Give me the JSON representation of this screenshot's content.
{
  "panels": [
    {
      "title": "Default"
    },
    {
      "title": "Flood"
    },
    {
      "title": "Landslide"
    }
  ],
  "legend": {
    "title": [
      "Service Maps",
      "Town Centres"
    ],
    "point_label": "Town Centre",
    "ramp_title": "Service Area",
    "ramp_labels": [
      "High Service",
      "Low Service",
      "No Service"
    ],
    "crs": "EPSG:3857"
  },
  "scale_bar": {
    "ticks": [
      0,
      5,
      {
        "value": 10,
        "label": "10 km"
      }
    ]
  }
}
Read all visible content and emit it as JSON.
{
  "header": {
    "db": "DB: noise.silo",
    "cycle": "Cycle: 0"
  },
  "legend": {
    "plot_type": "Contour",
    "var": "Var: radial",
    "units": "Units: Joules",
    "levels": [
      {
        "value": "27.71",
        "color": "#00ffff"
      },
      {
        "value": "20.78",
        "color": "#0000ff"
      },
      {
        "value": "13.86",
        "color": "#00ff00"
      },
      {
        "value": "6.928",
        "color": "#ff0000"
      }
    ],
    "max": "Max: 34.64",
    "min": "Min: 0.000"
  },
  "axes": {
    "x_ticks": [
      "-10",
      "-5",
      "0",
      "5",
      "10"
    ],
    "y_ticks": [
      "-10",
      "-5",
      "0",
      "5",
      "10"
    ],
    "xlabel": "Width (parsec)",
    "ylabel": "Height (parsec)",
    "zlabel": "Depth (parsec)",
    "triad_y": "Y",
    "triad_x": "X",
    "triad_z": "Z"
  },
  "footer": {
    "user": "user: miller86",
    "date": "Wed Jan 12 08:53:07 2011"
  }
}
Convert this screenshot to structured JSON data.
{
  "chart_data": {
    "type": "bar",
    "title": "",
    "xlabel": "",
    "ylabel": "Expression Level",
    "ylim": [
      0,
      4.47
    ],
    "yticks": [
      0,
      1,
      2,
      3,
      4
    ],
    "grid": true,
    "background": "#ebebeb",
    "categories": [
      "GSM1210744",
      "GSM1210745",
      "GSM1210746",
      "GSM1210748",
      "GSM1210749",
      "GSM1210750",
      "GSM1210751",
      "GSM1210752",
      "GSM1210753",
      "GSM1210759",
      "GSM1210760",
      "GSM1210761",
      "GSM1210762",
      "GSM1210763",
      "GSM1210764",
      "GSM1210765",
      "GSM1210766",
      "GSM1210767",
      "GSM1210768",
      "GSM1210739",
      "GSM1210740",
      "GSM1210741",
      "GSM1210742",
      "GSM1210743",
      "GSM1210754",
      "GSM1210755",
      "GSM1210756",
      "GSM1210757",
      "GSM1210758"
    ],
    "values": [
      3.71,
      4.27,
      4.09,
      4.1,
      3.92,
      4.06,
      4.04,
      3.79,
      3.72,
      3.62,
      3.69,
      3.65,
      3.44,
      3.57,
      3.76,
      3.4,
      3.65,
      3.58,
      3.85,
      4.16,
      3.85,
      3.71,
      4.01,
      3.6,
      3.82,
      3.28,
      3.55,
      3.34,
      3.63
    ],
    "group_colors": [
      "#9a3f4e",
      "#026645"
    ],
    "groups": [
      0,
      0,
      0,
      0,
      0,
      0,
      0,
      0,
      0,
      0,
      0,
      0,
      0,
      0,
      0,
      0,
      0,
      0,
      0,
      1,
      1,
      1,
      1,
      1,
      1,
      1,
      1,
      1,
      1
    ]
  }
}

Job -> Show all lines from the listing above in which "Service" appears.

Answer in full ->
      "Service Maps",
    "ramp_title": "Service Area",
      "High Service",
      "Low Service",
      "No Service"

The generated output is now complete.